THE DATA
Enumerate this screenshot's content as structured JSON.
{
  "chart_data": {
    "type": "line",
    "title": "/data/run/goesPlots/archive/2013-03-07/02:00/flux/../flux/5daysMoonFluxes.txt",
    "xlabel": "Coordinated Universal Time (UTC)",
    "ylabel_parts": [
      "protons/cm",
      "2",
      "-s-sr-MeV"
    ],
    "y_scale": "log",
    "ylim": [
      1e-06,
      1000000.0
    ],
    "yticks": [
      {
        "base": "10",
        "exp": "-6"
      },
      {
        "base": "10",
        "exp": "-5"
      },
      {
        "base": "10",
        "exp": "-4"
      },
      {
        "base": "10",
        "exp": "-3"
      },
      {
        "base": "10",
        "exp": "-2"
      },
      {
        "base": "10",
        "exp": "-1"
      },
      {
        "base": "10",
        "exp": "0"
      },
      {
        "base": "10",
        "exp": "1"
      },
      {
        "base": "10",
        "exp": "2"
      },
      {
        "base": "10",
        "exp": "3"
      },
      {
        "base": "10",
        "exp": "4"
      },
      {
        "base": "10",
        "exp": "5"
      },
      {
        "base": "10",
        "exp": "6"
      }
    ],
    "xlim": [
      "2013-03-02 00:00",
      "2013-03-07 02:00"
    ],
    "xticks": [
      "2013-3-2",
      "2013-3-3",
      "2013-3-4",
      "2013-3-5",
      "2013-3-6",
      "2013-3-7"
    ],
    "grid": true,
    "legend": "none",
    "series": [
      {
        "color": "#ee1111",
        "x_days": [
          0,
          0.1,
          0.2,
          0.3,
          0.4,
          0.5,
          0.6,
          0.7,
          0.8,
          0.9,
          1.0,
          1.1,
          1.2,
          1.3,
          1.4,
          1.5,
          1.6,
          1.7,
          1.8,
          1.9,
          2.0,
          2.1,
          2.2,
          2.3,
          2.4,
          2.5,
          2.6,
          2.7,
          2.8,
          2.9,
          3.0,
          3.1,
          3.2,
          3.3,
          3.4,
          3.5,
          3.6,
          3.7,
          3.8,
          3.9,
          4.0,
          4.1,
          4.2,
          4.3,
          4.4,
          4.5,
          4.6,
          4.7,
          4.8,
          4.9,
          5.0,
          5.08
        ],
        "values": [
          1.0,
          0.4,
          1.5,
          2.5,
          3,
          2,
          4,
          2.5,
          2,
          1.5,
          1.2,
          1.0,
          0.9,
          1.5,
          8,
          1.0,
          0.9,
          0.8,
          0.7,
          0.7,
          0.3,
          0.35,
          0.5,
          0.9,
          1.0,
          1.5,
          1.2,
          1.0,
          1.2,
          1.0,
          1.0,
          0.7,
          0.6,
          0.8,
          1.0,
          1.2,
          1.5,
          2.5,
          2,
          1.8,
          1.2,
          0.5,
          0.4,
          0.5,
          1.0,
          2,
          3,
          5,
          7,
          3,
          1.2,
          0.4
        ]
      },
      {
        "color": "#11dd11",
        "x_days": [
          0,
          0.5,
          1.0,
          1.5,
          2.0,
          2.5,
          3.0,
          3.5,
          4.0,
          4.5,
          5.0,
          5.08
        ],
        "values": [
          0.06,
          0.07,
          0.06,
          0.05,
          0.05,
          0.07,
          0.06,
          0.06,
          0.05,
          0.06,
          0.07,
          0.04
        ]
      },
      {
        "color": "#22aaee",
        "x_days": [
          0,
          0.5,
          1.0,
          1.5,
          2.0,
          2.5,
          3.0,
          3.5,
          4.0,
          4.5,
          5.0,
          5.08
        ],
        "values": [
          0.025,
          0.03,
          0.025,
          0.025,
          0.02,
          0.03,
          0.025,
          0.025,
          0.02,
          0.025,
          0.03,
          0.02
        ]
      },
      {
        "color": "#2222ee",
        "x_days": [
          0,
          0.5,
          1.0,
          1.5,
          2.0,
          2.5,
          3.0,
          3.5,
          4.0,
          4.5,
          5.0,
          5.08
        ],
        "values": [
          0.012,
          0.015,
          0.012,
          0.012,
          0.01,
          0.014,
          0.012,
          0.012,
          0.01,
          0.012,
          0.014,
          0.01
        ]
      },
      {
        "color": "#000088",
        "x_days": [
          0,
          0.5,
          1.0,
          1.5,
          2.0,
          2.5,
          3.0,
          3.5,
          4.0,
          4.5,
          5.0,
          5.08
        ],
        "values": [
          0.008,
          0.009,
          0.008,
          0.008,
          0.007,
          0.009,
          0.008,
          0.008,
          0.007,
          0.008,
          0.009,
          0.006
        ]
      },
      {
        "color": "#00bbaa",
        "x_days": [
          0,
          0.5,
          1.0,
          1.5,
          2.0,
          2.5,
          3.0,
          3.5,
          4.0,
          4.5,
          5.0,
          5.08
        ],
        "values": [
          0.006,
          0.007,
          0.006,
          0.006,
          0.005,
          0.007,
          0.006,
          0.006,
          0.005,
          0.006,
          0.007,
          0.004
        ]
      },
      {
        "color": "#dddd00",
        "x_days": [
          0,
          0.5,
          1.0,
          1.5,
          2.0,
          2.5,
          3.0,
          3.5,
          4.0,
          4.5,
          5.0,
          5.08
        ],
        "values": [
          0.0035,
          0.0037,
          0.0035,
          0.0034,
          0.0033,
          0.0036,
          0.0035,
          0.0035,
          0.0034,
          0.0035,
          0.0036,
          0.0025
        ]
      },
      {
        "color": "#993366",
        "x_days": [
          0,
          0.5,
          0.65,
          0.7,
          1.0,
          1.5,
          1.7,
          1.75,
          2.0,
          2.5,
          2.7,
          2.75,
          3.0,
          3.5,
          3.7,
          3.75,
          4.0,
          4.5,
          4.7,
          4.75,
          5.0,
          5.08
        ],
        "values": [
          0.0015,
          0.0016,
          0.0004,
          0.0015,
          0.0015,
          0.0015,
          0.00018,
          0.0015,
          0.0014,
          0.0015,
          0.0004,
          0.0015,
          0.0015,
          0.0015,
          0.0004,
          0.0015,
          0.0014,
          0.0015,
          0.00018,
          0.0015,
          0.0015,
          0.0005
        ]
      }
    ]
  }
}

YOUR TASK
Write out every line of the records exactly.

SOLUTION TO THIS EXERCISE
Enumerate this screenshot's content as structured JSON.
{
  "chart_data": {
    "type": "line",
    "title": "/data/run/goesPlots/archive/2013-03-07/02:00/flux/../flux/5daysMoonFluxes.txt",
    "xlabel": "Coordinated Universal Time (UTC)",
    "ylabel_parts": [
      "protons/cm",
      "2",
      "-s-sr-MeV"
    ],
    "y_scale": "log",
    "ylim": [
      1e-06,
      1000000.0
    ],
    "yticks": [
      {
        "base": "10",
        "exp": "-6"
      },
      {
        "base": "10",
        "exp": "-5"
      },
      {
        "base": "10",
        "exp": "-4"
      },
      {
        "base": "10",
        "exp": "-3"
      },
      {
        "base": "10",
        "exp": "-2"
      },
      {
        "base": "10",
        "exp": "-1"
      },
      {
        "base": "10",
        "exp": "0"
      },
      {
        "base": "10",
        "exp": "1"
      },
      {
        "base": "10",
        "exp": "2"
      },
      {
        "base": "10",
        "exp": "3"
      },
      {
        "base": "10",
        "exp": "4"
      },
      {
        "base": "10",
        "exp": "5"
      },
      {
        "base": "10",
        "exp": "6"
      }
    ],
    "xlim": [
      "2013-03-02 00:00",
      "2013-03-07 02:00"
    ],
    "xticks": [
      "2013-3-2",
      "2013-3-3",
      "2013-3-4",
      "2013-3-5",
      "2013-3-6",
      "2013-3-7"
    ],
    "grid": true,
    "legend": "none",
    "series": [
      {
        "color": "#ee1111",
        "x_days": [
          0,
          0.1,
          0.2,
          0.3,
          0.4,
          0.5,
          0.6,
          0.7,
          0.8,
          0.9,
          1.0,
          1.1,
          1.2,
          1.3,
          1.4,
          1.5,
          1.6,
          1.7,
          1.8,
          1.9,
          2.0,
          2.1,
          2.2,
          2.3,
          2.4,
          2.5,
          2.6,
          2.7,
          2.8,
          2.9,
          3.0,
          3.1,
          3.2,
          3.3,
          3.4,
          3.5,
          3.6,
          3.7,
          3.8,
          3.9,
          4.0,
          4.1,
          4.2,
          4.3,
          4.4,
          4.5,
          4.6,
          4.7,
          4.8,
          4.9,
          5.0,
          5.08
        ],
        "values": [
          1.0,
          0.4,
          1.5,
          2.5,
          3,
          2,
          4,
          2.5,
          2,
          1.5,
          1.2,
          1.0,
          0.9,
          1.5,
          8,
          1.0,
          0.9,
          0.8,
          0.7,
          0.7,
          0.3,
          0.35,
          0.5,
          0.9,
          1.0,
          1.5,
          1.2,
          1.0,
          1.2,
          1.0,
          1.0,
          0.7,
          0.6,
          0.8,
          1.0,
          1.2,
          1.5,
          2.5,
          2,
          1.8,
          1.2,
          0.5,
          0.4,
          0.5,
          1.0,
          2,
          3,
          5,
          7,
          3,
          1.2,
          0.4
        ]
      },
      {
        "color": "#11dd11",
        "x_days": [
          0,
          0.5,
          1.0,
          1.5,
          2.0,
          2.5,
          3.0,
          3.5,
          4.0,
          4.5,
          5.0,
          5.08
        ],
        "values": [
          0.06,
          0.07,
          0.06,
          0.05,
          0.05,
          0.07,
          0.06,
          0.06,
          0.05,
          0.06,
          0.07,
          0.04
        ]
      },
      {
        "color": "#22aaee",
        "x_days": [
          0,
          0.5,
          1.0,
          1.5,
          2.0,
          2.5,
          3.0,
          3.5,
          4.0,
          4.5,
          5.0,
          5.08
        ],
        "values": [
          0.025,
          0.03,
          0.025,
          0.025,
          0.02,
          0.03,
          0.025,
          0.025,
          0.02,
          0.025,
          0.03,
          0.02
        ]
      },
      {
        "color": "#2222ee",
        "x_days": [
          0,
          0.5,
          1.0,
          1.5,
          2.0,
          2.5,
          3.0,
          3.5,
          4.0,
          4.5,
          5.0,
          5.08
        ],
        "values": [
          0.012,
          0.015,
          0.012,
          0.012,
          0.01,
          0.014,
          0.012,
          0.012,
          0.01,
          0.012,
          0.014,
          0.01
        ]
      },
      {
        "color": "#000088",
        "x_days": [
          0,
          0.5,
          1.0,
          1.5,
          2.0,
          2.5,
          3.0,
          3.5,
          4.0,
          4.5,
          5.0,
          5.08
        ],
        "values": [
          0.008,
          0.009,
          0.008,
          0.008,
          0.007,
          0.009,
          0.008,
          0.008,
          0.007,
          0.008,
          0.009,
          0.006
        ]
      },
      {
        "color": "#00bbaa",
        "x_days": [
          0,
          0.5,
          1.0,
          1.5,
          2.0,
          2.5,
          3.0,
          3.5,
          4.0,
          4.5,
          5.0,
          5.08
        ],
        "values": [
          0.006,
          0.007,
          0.006,
          0.006,
          0.005,
          0.007,
          0.006,
          0.006,
          0.005,
          0.006,
          0.007,
          0.004
        ]
      },
      {
        "color": "#dddd00",
        "x_days": [
          0,
          0.5,
          1.0,
          1.5,
          2.0,
          2.5,
          3.0,
          3.5,
          4.0,
          4.5,
          5.0,
          5.08
        ],
        "values": [
          0.0035,
          0.0037,
          0.0035,
          0.0034,
          0.0033,
          0.0036,
          0.0035,
          0.0035,
          0.0034,
          0.0035,
          0.0036,
          0.0025
        ]
      },
      {
        "color": "#993366",
        "x_days": [
          0,
          0.5,
          0.65,
          0.7,
          1.0,
          1.5,
          1.7,
          1.75,
          2.0,
          2.5,
          2.7,
          2.75,
          3.0,
          3.5,
          3.7,
          3.75,
          4.0,
          4.5,
          4.7,
          4.75,
          5.0,
          5.08
        ],
        "values": [
          0.0015,
          0.0016,
          0.0004,
          0.0015,
          0.0015,
          0.0015,
          0.00018,
          0.0015,
          0.0014,
          0.0015,
          0.0004,
          0.0015,
          0.0015,
          0.0015,
          0.0004,
          0.0015,
          0.0014,
          0.0015,
          0.00018,
          0.0015,
          0.0015,
          0.0005
        ]
      }
    ]
  }
}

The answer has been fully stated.